* [Exercise instructions] Arrange the rows as a Markdown table with the columns Row and Content, starting at the first row and ending at the row that contains "document-icon <box>386 1206 442 1266</box>", both included. Leave out any blank lines.

+++

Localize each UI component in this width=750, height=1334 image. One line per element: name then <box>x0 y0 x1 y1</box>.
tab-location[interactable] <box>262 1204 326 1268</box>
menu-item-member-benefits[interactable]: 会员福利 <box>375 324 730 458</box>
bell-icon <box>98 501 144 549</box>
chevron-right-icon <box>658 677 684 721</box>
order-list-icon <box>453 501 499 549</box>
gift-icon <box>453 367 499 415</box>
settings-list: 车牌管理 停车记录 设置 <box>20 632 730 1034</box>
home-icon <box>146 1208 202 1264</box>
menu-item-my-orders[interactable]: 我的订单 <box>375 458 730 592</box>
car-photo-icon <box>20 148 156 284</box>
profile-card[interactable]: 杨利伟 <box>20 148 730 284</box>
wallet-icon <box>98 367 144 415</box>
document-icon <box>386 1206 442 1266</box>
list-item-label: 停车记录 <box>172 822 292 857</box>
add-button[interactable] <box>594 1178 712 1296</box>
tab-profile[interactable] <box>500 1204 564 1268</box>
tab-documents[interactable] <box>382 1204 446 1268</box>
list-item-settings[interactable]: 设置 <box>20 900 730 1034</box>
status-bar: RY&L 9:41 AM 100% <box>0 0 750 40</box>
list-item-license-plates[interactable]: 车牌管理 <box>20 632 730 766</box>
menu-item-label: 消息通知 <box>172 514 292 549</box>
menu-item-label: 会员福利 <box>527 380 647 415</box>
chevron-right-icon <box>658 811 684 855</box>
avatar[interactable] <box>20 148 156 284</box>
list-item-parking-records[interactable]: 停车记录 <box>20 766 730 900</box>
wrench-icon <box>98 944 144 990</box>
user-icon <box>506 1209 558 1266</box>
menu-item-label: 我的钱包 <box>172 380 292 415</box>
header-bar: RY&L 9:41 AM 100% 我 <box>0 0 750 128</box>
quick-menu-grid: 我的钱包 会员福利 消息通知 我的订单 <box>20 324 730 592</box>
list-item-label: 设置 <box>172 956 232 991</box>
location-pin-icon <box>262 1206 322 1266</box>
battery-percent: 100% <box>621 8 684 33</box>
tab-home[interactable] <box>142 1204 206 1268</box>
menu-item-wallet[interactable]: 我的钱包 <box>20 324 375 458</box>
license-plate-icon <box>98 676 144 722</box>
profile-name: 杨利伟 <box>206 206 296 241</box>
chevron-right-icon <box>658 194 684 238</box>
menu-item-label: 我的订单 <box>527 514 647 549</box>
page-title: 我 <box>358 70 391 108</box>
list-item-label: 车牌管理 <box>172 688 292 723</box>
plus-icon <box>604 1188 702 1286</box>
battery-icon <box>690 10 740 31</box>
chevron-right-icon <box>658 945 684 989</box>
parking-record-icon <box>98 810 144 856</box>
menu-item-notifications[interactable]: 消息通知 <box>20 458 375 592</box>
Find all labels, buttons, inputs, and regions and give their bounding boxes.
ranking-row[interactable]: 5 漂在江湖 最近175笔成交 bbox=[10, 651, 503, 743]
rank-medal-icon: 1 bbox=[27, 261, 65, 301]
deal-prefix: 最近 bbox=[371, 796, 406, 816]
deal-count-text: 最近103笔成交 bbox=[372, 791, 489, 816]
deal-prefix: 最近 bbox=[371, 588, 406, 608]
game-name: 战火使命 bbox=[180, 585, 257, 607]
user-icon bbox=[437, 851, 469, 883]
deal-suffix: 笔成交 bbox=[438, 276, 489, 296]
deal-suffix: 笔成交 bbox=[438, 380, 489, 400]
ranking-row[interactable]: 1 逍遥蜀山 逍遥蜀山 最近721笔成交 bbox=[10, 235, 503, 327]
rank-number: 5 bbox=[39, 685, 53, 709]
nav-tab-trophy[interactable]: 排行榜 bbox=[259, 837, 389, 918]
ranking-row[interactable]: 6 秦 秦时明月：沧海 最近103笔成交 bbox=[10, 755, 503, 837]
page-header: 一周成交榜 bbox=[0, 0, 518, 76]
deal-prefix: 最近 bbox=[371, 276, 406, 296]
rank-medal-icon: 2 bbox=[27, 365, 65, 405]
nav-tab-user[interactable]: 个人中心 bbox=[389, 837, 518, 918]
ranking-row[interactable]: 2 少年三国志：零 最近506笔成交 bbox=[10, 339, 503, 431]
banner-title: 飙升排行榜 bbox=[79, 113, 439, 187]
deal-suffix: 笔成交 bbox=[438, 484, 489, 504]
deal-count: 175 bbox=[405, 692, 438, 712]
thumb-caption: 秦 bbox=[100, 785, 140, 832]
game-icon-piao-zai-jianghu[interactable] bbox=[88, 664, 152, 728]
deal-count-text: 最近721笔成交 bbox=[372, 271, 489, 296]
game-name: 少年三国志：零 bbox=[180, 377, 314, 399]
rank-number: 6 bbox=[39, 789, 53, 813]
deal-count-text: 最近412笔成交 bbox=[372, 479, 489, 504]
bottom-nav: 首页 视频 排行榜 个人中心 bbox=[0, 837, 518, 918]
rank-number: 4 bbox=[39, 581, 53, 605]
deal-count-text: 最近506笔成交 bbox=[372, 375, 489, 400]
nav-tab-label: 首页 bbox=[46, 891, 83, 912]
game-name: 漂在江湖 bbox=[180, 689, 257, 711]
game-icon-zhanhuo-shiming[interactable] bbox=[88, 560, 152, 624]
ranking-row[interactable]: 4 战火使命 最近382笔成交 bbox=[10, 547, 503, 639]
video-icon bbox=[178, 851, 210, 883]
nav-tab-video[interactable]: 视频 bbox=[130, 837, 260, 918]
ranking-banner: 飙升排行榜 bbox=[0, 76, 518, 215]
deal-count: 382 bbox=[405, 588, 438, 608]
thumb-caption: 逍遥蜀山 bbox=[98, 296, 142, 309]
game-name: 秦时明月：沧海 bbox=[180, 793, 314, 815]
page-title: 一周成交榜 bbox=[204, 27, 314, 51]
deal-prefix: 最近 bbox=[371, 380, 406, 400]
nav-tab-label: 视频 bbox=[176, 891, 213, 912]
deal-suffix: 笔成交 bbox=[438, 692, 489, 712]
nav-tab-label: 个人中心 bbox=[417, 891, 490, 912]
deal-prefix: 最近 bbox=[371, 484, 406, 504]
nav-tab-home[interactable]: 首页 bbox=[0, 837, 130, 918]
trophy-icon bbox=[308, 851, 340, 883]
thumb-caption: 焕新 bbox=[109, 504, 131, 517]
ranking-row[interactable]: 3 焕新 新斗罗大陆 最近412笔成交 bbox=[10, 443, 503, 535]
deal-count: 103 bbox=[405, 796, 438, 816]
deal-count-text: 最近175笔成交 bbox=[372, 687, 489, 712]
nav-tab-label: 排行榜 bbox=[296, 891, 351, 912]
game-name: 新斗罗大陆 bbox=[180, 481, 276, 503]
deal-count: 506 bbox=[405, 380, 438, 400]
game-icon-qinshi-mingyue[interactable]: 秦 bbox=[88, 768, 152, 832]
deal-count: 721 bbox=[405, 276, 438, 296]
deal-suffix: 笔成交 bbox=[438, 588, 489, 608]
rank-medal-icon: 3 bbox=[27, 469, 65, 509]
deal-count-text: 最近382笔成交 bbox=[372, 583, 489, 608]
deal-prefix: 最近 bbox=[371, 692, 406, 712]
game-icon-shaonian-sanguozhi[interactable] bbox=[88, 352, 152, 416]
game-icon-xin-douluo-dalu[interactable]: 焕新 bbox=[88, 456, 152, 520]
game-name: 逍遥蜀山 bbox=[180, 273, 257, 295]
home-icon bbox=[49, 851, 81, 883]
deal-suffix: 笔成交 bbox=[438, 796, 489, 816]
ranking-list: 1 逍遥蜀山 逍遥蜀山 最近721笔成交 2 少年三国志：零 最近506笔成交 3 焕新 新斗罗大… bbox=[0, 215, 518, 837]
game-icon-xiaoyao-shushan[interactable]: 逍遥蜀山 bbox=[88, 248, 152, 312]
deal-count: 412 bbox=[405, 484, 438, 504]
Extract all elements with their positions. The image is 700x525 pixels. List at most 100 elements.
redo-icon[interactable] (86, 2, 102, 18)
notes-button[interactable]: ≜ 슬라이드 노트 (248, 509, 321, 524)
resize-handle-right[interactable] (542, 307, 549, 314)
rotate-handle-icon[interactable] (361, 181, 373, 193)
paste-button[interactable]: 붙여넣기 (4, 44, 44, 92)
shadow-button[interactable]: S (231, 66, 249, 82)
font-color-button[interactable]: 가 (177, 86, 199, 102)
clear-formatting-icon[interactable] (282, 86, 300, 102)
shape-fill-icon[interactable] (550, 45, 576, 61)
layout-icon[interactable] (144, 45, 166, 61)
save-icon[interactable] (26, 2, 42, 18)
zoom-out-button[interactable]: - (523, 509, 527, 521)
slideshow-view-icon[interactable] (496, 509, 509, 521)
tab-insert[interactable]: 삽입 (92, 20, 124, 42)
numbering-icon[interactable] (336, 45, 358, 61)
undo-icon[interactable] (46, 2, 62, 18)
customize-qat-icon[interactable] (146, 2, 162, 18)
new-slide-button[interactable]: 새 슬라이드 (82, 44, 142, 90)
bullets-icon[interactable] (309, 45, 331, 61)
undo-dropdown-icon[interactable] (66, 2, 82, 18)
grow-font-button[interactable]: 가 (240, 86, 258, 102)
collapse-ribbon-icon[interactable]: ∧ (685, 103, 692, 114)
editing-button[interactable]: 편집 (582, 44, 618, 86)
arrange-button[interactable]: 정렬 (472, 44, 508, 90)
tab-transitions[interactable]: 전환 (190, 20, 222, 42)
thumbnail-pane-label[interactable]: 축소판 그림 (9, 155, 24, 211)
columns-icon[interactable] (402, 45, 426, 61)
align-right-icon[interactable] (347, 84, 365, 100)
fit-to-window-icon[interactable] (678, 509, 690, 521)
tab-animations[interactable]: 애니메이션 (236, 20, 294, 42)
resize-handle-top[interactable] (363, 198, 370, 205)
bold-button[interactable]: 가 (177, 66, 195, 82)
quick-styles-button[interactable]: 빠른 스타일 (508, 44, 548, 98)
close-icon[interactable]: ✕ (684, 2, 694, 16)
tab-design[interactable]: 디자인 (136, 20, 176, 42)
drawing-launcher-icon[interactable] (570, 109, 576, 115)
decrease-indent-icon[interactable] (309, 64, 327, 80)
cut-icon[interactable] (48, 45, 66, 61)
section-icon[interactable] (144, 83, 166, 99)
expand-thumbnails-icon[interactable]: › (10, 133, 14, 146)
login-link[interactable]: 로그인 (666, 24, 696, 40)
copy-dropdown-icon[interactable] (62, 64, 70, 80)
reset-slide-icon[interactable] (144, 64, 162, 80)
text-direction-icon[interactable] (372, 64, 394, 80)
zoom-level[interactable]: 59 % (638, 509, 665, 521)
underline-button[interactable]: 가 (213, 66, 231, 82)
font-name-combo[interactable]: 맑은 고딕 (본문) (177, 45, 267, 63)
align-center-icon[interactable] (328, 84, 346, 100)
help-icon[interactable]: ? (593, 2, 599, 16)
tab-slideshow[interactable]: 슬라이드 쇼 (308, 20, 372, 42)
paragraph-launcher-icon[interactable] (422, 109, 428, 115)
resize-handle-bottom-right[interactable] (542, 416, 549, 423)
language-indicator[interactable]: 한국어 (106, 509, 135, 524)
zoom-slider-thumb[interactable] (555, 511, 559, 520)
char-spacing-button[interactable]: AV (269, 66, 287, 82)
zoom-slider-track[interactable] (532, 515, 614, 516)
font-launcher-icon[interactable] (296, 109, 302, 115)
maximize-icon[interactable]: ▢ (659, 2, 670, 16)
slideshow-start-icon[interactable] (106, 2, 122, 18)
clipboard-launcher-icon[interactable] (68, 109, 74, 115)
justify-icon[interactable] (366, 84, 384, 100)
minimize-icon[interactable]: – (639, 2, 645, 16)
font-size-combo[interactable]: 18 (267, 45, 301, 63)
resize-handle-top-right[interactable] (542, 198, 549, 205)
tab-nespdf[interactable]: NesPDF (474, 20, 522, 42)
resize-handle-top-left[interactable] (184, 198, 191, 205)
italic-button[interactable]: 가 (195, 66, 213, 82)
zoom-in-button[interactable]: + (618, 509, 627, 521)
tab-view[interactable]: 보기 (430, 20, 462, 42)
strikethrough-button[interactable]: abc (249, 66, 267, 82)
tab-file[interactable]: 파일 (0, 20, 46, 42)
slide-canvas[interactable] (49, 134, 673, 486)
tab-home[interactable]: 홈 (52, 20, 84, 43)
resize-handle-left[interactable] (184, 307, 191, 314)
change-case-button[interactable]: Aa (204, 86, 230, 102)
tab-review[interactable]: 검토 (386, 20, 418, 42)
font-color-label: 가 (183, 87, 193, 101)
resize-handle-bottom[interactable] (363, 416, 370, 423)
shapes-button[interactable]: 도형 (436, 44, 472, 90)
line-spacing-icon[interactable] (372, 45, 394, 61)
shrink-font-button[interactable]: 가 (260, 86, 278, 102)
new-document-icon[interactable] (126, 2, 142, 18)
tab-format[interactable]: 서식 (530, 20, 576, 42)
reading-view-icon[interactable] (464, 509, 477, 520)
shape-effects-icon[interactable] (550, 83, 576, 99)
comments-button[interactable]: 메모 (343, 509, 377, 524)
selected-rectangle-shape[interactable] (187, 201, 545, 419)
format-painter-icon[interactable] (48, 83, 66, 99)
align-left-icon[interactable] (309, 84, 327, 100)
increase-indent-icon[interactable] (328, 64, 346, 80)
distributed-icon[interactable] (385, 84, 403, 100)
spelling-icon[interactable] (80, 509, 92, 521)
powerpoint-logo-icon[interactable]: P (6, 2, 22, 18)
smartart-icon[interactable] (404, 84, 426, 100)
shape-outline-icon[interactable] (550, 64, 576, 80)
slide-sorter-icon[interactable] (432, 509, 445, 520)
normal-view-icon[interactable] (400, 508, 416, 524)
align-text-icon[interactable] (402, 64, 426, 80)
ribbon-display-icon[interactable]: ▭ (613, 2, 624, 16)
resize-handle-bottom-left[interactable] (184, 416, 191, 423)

+++

* [The result]
| Row | Content |
|---|---|
| 1 | Localize each UI component in this width=750, height=1334 image. One line per element: name then <box>x0 y0 x1 y1</box>. |
| 2 | tab-location[interactable] <box>262 1204 326 1268</box> |
| 3 | menu-item-member-benefits[interactable]: 会员福利 <box>375 324 730 458</box> |
| 4 | bell-icon <box>98 501 144 549</box> |
| 5 | chevron-right-icon <box>658 677 684 721</box> |
| 6 | order-list-icon <box>453 501 499 549</box> |
| 7 | gift-icon <box>453 367 499 415</box> |
| 8 | settings-list: 车牌管理 停车记录 设置 <box>20 632 730 1034</box> |
| 9 | home-icon <box>146 1208 202 1264</box> |
| 10 | menu-item-my-orders[interactable]: 我的订单 <box>375 458 730 592</box> |
| 11 | car-photo-icon <box>20 148 156 284</box> |
| 12 | profile-card[interactable]: 杨利伟 <box>20 148 730 284</box> |
| 13 | wallet-icon <box>98 367 144 415</box> |
| 14 | document-icon <box>386 1206 442 1266</box> |